§ **ACTIVITY**
Return all lines from the entries below in which the word "Desulfosporosinus" is present.

§ **DATA FOR REVIEW**
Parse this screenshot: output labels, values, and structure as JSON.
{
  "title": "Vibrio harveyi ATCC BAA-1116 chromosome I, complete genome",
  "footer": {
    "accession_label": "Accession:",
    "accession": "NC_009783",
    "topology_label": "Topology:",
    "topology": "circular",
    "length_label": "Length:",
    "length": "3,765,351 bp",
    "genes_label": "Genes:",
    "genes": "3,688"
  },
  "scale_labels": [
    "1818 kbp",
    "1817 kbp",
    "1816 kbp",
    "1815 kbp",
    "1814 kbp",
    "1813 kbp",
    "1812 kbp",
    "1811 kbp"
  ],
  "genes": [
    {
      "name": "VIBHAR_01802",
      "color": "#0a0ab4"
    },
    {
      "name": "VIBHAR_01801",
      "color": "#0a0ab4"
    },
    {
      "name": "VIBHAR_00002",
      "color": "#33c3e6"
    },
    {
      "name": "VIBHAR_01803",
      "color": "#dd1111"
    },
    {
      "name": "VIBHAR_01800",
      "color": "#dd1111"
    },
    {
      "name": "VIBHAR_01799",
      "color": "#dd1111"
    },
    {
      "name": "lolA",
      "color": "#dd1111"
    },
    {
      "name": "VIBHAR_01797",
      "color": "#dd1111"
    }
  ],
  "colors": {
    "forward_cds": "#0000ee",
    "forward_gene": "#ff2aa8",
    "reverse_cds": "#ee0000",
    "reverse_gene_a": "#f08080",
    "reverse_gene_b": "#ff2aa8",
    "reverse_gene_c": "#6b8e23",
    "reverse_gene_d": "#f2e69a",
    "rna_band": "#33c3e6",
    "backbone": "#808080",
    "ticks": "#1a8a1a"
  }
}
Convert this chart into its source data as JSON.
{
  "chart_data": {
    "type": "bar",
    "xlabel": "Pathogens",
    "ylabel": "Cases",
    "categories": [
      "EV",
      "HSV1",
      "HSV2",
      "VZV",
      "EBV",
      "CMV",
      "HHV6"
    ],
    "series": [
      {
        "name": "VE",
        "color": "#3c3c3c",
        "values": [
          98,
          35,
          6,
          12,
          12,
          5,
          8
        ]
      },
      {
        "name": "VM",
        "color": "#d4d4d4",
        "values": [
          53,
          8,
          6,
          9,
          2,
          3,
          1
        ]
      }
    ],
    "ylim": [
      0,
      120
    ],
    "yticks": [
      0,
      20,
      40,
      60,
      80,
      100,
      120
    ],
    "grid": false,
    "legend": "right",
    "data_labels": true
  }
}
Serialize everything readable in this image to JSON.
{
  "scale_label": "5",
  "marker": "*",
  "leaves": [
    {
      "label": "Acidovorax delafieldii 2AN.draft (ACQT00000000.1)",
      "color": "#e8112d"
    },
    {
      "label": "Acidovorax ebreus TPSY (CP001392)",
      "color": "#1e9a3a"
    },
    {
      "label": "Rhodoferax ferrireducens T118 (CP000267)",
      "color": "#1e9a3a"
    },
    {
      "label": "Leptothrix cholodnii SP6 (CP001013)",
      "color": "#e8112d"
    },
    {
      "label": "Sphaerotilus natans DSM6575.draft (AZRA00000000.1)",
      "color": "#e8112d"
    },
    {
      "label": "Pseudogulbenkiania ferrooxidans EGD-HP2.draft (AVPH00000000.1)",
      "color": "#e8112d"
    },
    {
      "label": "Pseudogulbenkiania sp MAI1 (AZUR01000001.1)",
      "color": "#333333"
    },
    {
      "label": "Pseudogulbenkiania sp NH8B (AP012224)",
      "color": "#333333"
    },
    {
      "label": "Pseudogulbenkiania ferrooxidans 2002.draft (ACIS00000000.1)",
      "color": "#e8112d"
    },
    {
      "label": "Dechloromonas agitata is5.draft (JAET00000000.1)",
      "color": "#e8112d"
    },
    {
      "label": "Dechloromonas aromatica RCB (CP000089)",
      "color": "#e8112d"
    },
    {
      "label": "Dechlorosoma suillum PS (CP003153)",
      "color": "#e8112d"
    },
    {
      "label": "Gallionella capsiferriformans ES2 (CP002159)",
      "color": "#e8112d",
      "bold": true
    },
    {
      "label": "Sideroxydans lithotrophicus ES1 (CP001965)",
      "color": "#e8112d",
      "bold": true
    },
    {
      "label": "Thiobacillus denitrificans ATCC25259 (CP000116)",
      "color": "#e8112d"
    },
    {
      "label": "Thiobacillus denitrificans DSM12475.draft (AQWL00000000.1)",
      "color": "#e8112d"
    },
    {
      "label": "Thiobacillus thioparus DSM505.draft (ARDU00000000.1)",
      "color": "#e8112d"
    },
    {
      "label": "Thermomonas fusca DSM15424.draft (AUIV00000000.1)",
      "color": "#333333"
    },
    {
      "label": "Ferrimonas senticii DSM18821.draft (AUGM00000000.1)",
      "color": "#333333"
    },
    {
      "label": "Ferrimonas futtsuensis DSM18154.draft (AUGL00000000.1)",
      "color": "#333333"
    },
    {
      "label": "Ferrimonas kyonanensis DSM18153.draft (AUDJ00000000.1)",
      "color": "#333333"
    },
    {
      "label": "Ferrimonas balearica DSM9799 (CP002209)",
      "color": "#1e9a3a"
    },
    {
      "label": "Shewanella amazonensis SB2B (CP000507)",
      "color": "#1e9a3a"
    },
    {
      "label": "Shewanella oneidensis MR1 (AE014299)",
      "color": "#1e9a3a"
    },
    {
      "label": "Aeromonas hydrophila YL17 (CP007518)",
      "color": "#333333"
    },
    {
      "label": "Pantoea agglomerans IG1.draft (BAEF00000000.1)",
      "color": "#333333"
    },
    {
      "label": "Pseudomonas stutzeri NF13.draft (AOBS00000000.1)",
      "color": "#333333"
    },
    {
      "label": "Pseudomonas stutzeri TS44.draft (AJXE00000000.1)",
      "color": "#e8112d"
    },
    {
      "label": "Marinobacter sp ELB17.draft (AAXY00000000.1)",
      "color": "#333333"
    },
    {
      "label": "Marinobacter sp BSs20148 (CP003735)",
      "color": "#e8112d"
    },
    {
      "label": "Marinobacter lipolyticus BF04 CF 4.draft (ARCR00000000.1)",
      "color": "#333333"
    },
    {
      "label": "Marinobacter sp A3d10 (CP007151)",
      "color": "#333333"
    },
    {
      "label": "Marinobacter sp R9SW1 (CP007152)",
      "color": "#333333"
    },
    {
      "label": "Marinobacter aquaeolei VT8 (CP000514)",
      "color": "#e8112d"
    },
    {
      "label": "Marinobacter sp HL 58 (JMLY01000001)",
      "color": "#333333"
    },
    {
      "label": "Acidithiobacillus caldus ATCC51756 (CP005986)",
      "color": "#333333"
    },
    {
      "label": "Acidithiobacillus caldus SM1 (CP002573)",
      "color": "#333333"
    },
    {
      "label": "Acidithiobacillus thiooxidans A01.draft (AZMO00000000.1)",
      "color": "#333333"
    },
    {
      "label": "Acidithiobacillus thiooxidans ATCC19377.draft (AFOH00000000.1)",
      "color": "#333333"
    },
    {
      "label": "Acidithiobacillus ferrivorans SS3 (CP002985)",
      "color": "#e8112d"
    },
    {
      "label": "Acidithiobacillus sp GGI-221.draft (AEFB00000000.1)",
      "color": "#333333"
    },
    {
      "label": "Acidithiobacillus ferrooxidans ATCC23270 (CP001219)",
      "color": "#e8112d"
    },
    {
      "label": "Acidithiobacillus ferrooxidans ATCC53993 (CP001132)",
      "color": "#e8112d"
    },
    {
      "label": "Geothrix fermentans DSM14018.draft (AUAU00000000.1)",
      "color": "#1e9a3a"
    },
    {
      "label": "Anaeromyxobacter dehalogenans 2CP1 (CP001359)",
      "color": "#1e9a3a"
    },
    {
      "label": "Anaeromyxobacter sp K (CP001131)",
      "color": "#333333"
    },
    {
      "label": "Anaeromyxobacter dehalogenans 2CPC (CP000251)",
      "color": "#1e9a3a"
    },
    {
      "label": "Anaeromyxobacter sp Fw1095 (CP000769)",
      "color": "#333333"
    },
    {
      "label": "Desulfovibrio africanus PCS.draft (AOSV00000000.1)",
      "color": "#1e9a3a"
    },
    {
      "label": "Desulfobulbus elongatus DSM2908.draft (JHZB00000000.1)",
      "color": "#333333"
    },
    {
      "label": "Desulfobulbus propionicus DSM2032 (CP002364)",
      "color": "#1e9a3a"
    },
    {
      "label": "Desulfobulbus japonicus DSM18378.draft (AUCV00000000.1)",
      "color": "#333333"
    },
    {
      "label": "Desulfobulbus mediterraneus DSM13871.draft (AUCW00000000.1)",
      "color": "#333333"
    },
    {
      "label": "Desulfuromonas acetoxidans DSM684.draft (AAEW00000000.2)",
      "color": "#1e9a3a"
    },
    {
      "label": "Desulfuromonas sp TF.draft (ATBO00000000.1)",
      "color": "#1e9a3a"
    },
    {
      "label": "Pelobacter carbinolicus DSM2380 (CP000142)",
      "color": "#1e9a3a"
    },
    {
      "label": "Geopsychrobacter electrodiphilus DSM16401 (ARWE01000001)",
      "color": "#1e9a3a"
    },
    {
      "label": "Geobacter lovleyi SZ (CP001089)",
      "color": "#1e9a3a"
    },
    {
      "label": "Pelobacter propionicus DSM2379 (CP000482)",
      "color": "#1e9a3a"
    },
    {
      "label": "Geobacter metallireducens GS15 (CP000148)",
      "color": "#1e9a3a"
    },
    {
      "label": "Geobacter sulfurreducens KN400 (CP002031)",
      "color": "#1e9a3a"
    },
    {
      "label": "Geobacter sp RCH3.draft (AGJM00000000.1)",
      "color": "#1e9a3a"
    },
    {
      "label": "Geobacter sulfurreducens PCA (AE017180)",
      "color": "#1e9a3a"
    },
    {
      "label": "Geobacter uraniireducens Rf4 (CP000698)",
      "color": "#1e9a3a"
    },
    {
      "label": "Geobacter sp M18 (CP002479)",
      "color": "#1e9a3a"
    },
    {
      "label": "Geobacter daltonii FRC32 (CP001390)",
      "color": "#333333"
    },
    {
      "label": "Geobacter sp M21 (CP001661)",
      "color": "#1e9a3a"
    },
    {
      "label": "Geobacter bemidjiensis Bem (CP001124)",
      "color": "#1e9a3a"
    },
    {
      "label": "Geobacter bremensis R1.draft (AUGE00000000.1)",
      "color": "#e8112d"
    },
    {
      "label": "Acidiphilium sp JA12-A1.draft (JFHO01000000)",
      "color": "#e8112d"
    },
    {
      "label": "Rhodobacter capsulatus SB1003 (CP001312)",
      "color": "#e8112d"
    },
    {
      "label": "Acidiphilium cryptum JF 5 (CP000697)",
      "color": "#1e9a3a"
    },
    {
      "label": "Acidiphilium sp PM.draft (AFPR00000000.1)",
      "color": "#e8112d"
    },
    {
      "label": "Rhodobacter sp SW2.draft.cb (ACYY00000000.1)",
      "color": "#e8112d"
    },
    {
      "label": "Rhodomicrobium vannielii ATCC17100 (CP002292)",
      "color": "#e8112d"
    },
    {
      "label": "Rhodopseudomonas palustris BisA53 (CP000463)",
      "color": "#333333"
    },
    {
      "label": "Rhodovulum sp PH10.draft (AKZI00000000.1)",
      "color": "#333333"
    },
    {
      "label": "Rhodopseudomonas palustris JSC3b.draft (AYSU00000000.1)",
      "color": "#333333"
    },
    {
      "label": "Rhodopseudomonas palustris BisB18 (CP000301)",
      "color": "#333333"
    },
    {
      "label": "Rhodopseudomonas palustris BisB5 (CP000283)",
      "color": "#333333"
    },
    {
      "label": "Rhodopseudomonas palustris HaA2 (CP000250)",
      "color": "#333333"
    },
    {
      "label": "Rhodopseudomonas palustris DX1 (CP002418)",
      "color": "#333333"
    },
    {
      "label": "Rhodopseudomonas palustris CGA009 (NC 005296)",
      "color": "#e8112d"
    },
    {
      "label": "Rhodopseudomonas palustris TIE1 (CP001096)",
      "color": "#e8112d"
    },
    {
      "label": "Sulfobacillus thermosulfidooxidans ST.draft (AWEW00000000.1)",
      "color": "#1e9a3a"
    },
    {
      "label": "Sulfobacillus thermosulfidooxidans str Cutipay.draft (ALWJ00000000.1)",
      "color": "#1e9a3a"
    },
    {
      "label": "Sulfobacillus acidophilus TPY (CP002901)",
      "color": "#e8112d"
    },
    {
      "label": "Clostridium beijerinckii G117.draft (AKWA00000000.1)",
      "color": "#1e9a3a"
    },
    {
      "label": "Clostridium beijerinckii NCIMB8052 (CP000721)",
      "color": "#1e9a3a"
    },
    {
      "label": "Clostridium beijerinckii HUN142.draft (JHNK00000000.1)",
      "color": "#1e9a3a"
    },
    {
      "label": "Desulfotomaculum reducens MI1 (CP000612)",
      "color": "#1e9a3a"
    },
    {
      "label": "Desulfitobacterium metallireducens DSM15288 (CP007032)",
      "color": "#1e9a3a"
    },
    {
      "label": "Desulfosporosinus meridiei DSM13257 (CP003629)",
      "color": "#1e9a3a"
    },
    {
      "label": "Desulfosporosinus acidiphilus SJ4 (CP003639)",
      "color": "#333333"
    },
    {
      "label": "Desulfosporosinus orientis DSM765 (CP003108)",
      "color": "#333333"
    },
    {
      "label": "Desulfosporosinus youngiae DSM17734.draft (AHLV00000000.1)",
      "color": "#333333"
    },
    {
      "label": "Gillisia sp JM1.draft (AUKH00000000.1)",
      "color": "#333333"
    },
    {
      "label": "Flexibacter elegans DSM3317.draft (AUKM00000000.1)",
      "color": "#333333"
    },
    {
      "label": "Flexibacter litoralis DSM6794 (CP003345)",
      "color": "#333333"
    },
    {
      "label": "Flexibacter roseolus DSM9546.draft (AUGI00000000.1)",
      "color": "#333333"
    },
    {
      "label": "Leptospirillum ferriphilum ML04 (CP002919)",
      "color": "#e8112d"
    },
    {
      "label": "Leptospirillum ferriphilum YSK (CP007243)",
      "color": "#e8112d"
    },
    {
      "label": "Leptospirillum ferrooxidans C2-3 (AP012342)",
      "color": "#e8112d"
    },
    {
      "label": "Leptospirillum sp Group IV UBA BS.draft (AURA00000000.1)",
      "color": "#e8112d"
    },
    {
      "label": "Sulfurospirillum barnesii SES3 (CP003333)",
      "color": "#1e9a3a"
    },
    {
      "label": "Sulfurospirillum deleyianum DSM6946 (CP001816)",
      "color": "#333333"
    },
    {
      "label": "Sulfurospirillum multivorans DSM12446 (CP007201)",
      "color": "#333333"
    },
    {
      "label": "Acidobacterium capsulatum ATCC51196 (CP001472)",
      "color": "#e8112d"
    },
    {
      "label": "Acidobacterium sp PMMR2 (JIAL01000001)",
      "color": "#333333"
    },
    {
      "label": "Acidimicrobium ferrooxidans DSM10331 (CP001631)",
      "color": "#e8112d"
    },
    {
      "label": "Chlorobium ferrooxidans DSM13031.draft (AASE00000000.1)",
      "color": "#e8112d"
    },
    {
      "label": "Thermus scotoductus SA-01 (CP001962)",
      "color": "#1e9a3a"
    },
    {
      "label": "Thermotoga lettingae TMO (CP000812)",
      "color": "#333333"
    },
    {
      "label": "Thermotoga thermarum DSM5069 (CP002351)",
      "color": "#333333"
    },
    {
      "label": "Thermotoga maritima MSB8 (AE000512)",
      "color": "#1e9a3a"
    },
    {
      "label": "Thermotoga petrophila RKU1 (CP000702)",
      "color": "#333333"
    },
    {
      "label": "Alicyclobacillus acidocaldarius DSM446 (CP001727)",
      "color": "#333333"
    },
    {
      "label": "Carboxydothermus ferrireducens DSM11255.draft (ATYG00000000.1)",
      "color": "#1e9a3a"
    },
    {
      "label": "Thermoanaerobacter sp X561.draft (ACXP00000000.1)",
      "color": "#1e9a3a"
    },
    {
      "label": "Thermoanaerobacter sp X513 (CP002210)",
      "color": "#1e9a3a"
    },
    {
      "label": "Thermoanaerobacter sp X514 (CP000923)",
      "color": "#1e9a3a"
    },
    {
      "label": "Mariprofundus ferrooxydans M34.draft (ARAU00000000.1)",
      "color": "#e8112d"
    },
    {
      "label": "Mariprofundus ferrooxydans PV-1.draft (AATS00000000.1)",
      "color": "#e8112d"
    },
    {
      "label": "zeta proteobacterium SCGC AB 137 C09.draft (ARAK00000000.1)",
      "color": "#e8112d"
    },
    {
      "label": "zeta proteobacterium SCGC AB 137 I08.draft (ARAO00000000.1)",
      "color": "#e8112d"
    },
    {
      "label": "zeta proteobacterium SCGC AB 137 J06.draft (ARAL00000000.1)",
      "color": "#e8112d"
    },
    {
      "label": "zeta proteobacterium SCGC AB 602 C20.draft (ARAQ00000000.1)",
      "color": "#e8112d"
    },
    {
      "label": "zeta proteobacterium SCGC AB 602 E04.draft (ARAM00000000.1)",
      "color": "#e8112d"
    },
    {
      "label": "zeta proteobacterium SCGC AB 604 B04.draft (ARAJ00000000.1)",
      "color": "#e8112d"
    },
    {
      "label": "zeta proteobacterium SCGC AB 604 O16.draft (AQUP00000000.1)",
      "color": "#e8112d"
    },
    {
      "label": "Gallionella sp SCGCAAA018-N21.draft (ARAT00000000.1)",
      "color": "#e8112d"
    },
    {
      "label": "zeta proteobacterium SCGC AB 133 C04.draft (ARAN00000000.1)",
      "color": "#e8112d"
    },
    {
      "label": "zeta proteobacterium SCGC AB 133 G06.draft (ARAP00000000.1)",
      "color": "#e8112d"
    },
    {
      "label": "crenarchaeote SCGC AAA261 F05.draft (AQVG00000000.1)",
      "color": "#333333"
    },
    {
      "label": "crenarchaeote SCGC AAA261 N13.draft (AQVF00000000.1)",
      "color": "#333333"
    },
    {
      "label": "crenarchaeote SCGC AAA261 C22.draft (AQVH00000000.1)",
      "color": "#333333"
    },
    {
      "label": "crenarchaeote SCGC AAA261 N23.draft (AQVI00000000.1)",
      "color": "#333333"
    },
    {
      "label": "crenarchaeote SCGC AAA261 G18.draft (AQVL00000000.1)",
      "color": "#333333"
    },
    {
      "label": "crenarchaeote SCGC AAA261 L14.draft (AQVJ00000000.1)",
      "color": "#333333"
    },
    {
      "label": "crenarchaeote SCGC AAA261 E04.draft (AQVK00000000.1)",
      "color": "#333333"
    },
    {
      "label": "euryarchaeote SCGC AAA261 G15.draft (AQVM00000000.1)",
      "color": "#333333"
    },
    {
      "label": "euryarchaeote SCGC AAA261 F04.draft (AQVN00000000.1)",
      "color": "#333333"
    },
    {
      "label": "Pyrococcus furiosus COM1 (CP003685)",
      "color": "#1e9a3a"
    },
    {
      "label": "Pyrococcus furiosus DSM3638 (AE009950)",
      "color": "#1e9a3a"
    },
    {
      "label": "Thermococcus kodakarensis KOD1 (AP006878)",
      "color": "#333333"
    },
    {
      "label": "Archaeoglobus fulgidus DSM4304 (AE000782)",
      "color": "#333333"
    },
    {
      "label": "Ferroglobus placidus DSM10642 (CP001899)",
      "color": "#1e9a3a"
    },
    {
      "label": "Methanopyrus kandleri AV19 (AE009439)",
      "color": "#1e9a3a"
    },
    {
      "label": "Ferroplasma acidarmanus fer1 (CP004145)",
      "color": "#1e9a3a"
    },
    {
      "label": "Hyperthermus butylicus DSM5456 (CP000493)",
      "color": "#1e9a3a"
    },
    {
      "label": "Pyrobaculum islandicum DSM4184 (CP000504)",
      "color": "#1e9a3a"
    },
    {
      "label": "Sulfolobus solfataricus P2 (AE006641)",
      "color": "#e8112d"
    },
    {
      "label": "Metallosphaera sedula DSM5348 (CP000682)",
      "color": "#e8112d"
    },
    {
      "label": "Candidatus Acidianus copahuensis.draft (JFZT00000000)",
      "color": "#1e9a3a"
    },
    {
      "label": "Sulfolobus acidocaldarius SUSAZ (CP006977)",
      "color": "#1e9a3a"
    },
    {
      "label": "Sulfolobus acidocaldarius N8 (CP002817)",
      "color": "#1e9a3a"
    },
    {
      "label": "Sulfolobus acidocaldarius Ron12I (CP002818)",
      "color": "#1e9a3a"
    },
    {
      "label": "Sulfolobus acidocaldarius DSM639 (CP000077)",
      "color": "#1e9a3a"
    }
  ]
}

§ **RESULT FOR THIS EXERCISE**
      "label": "Desulfosporosinus meridiei DSM13257 (CP003629)",
      "label": "Desulfosporosinus acidiphilus SJ4 (CP003639)",
      "label": "Desulfosporosinus orientis DSM765 (CP003108)",
      "label": "Desulfosporosinus youngiae DSM17734.draft (AHLV00000000.1)",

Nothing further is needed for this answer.